» **What is expected**: Copy out all of the data below with no alterations.

* START Supplied records *

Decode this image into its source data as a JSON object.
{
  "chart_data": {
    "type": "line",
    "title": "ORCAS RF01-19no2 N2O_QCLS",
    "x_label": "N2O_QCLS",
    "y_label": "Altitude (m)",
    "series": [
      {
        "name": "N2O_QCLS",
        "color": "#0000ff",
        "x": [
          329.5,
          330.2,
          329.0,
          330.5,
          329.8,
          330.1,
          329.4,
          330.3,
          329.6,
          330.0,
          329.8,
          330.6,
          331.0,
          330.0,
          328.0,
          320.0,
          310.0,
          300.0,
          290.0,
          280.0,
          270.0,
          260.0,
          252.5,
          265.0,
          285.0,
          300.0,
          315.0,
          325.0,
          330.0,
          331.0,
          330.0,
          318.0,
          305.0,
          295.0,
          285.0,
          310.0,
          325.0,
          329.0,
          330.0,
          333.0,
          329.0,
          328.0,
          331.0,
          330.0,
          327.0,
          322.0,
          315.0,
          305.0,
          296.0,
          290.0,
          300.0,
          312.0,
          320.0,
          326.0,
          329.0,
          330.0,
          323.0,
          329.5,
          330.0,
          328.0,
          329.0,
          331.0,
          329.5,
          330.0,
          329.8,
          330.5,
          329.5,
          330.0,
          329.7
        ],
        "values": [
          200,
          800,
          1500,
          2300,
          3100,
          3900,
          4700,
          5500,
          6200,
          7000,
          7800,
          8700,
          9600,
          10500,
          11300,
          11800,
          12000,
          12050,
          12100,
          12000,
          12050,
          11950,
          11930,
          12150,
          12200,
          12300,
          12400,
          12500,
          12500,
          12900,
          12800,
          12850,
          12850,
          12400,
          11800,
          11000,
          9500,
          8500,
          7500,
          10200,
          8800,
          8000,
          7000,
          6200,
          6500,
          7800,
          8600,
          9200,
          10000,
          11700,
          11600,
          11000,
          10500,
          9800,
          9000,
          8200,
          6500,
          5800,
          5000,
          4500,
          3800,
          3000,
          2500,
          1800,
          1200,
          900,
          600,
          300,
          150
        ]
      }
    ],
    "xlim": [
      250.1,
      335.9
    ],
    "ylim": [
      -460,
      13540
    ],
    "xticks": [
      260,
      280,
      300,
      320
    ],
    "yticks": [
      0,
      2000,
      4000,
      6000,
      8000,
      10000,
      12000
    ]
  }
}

* END Supplied records *

» **Full solution**:
Decode this image into its source data as a JSON object.
{
  "chart_data": {
    "type": "line",
    "title": "ORCAS RF01-19no2 N2O_QCLS",
    "x_label": "N2O_QCLS",
    "y_label": "Altitude (m)",
    "series": [
      {
        "name": "N2O_QCLS",
        "color": "#0000ff",
        "x": [
          329.5,
          330.2,
          329.0,
          330.5,
          329.8,
          330.1,
          329.4,
          330.3,
          329.6,
          330.0,
          329.8,
          330.6,
          331.0,
          330.0,
          328.0,
          320.0,
          310.0,
          300.0,
          290.0,
          280.0,
          270.0,
          260.0,
          252.5,
          265.0,
          285.0,
          300.0,
          315.0,
          325.0,
          330.0,
          331.0,
          330.0,
          318.0,
          305.0,
          295.0,
          285.0,
          310.0,
          325.0,
          329.0,
          330.0,
          333.0,
          329.0,
          328.0,
          331.0,
          330.0,
          327.0,
          322.0,
          315.0,
          305.0,
          296.0,
          290.0,
          300.0,
          312.0,
          320.0,
          326.0,
          329.0,
          330.0,
          323.0,
          329.5,
          330.0,
          328.0,
          329.0,
          331.0,
          329.5,
          330.0,
          329.8,
          330.5,
          329.5,
          330.0,
          329.7
        ],
        "values": [
          200,
          800,
          1500,
          2300,
          3100,
          3900,
          4700,
          5500,
          6200,
          7000,
          7800,
          8700,
          9600,
          10500,
          11300,
          11800,
          12000,
          12050,
          12100,
          12000,
          12050,
          11950,
          11930,
          12150,
          12200,
          12300,
          12400,
          12500,
          12500,
          12900,
          12800,
          12850,
          12850,
          12400,
          11800,
          11000,
          9500,
          8500,
          7500,
          10200,
          8800,
          8000,
          7000,
          6200,
          6500,
          7800,
          8600,
          9200,
          10000,
          11700,
          11600,
          11000,
          10500,
          9800,
          9000,
          8200,
          6500,
          5800,
          5000,
          4500,
          3800,
          3000,
          2500,
          1800,
          1200,
          900,
          600,
          300,
          150
        ]
      }
    ],
    "xlim": [
      250.1,
      335.9
    ],
    "ylim": [
      -460,
      13540
    ],
    "xticks": [
      260,
      280,
      300,
      320
    ],
    "yticks": [
      0,
      2000,
      4000,
      6000,
      8000,
      10000,
      12000
    ]
  }
}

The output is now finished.